# [WHAT THIS TASK INVOLVES]
In the material below, identify each line bearing the word "支持全像素双核CMOS". Reproduce those lines.

# [DATA LISTING]
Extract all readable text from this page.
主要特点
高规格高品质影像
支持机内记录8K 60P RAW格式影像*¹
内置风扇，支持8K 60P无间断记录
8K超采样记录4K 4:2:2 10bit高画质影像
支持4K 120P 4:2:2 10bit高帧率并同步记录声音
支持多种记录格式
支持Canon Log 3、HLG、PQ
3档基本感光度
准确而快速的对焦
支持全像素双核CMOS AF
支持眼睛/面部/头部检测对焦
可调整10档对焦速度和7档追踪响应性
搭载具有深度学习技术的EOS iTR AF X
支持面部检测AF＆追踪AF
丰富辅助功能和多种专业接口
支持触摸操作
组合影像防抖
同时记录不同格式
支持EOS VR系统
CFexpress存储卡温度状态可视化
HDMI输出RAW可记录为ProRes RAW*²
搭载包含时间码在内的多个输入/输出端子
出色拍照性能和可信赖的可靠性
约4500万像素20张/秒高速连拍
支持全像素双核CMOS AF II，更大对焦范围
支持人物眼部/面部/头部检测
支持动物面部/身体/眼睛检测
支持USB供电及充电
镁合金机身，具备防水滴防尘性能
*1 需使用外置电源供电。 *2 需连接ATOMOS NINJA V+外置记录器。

# [EXERCISE RESULT]
支持全像素双核CMOS AF
支持全像素双核CMOS AF II，更大对焦范围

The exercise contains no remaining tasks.